- **YOUR GOAL**
Set down the material word for word, from its first line through the line that contains "Text: This data".

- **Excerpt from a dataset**
>> START
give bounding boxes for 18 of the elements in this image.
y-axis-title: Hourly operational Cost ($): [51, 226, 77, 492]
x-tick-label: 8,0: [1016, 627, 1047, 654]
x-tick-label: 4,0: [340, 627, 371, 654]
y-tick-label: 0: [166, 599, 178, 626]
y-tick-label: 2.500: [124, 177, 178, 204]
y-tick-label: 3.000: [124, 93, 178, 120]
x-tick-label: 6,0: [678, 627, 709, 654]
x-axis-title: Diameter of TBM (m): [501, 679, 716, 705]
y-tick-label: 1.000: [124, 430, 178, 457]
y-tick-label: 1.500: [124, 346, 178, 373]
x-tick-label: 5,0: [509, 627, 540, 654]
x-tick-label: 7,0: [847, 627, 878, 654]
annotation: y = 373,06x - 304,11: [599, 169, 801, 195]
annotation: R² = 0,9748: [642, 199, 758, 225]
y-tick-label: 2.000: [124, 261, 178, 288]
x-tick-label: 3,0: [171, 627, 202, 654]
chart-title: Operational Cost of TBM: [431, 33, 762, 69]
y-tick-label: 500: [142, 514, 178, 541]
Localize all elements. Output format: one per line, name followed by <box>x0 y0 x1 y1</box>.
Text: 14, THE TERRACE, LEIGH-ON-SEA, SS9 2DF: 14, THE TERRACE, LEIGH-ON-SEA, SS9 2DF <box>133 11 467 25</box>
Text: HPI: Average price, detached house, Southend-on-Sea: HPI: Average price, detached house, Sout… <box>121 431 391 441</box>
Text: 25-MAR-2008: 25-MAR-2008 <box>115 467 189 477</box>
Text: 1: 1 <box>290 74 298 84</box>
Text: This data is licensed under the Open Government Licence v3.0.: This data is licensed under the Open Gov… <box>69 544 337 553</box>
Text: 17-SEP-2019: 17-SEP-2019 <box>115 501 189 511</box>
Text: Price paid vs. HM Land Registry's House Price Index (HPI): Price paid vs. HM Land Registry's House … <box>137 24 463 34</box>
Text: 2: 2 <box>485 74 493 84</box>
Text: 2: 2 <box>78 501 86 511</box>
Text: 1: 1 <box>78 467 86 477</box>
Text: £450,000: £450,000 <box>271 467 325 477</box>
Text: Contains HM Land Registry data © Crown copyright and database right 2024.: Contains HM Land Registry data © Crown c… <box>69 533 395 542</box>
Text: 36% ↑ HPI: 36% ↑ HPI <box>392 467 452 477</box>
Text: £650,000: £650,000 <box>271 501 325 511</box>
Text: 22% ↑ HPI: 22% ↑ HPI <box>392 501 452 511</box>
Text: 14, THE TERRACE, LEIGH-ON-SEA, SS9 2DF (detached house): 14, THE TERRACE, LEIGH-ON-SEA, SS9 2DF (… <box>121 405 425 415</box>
>> END
- **FINAL RESULT**
give bounding boxes for 18 of the elements in this image.
y-axis-title: Hourly operational Cost ($): [51, 226, 77, 492]
x-tick-label: 8,0: [1016, 627, 1047, 654]
x-tick-label: 4,0: [340, 627, 371, 654]
y-tick-label: 0: [166, 599, 178, 626]
y-tick-label: 2.500: [124, 177, 178, 204]
y-tick-label: 3.000: [124, 93, 178, 120]
x-tick-label: 6,0: [678, 627, 709, 654]
x-axis-title: Diameter of TBM (m): [501, 679, 716, 705]
y-tick-label: 1.000: [124, 430, 178, 457]
y-tick-label: 1.500: [124, 346, 178, 373]
x-tick-label: 5,0: [509, 627, 540, 654]
x-tick-label: 7,0: [847, 627, 878, 654]
annotation: y = 373,06x - 304,11: [599, 169, 801, 195]
annotation: R² = 0,9748: [642, 199, 758, 225]
y-tick-label: 2.000: [124, 261, 178, 288]
x-tick-label: 3,0: [171, 627, 202, 654]
chart-title: Operational Cost of TBM: [431, 33, 762, 69]
y-tick-label: 500: [142, 514, 178, 541]
Localize all elements. Output format: one per line, name followed by <box>x0 y0 x1 y1</box>.
Text: 14, THE TERRACE, LEIGH-ON-SEA, SS9 2DF: 14, THE TERRACE, LEIGH-ON-SEA, SS9 2DF <box>133 11 467 25</box>
Text: HPI: Average price, detached house, Southend-on-Sea: HPI: Average price, detached house, Sout… <box>121 431 391 441</box>
Text: 25-MAR-2008: 25-MAR-2008 <box>115 467 189 477</box>
Text: 1: 1 <box>290 74 298 84</box>
Text: This data is licensed under the Open Government Licence v3.0.: This data is licensed under the Open Gov… <box>69 544 337 553</box>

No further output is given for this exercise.